** begin **

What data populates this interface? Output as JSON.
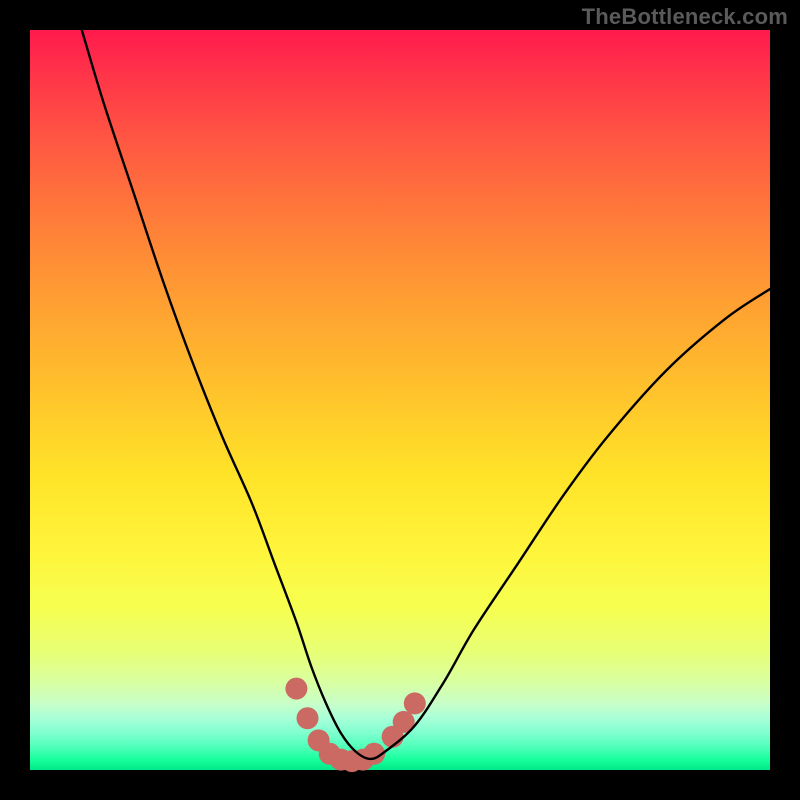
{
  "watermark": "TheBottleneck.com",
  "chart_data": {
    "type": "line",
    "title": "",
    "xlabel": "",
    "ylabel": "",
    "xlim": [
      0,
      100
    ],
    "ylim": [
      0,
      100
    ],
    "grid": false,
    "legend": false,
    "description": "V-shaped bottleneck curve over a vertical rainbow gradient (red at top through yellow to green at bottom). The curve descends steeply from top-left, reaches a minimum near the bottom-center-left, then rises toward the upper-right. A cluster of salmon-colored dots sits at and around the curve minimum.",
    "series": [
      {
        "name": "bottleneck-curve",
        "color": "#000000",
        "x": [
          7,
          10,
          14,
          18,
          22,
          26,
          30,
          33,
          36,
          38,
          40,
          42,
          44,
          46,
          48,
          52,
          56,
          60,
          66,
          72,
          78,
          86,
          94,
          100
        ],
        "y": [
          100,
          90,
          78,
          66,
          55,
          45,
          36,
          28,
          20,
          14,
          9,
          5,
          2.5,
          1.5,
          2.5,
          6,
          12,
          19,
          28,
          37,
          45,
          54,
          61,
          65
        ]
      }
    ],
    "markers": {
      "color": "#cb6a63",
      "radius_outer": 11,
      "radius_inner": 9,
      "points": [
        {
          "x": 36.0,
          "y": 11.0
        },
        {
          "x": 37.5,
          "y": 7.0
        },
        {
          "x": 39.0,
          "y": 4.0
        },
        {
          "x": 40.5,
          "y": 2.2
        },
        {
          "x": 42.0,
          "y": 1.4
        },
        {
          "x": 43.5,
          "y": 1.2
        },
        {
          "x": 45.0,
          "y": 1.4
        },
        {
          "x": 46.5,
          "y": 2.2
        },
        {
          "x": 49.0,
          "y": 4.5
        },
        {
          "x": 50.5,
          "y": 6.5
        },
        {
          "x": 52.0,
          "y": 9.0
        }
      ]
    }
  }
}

** end **

Quote every line word for word and keep the images out of the copy.

## Solution to the exercise
What data populates this interface? Output as JSON.
{
  "watermark": "TheBottleneck.com",
  "chart_data": {
    "type": "line",
    "title": "",
    "xlabel": "",
    "ylabel": "",
    "xlim": [
      0,
      100
    ],
    "ylim": [
      0,
      100
    ],
    "grid": false,
    "legend": false,
    "description": "V-shaped bottleneck curve over a vertical rainbow gradient (red at top through yellow to green at bottom). The curve descends steeply from top-left, reaches a minimum near the bottom-center-left, then rises toward the upper-right. A cluster of salmon-colored dots sits at and around the curve minimum.",
    "series": [
      {
        "name": "bottleneck-curve",
        "color": "#000000",
        "x": [
          7,
          10,
          14,
          18,
          22,
          26,
          30,
          33,
          36,
          38,
          40,
          42,
          44,
          46,
          48,
          52,
          56,
          60,
          66,
          72,
          78,
          86,
          94,
          100
        ],
        "y": [
          100,
          90,
          78,
          66,
          55,
          45,
          36,
          28,
          20,
          14,
          9,
          5,
          2.5,
          1.5,
          2.5,
          6,
          12,
          19,
          28,
          37,
          45,
          54,
          61,
          65
        ]
      }
    ],
    "markers": {
      "color": "#cb6a63",
      "radius_outer": 11,
      "radius_inner": 9,
      "points": [
        {
          "x": 36.0,
          "y": 11.0
        },
        {
          "x": 37.5,
          "y": 7.0
        },
        {
          "x": 39.0,
          "y": 4.0
        },
        {
          "x": 40.5,
          "y": 2.2
        },
        {
          "x": 42.0,
          "y": 1.4
        },
        {
          "x": 43.5,
          "y": 1.2
        },
        {
          "x": 45.0,
          "y": 1.4
        },
        {
          "x": 46.5,
          "y": 2.2
        },
        {
          "x": 49.0,
          "y": 4.5
        },
        {
          "x": 50.5,
          "y": 6.5
        },
        {
          "x": 52.0,
          "y": 9.0
        }
      ]
    }
  }
}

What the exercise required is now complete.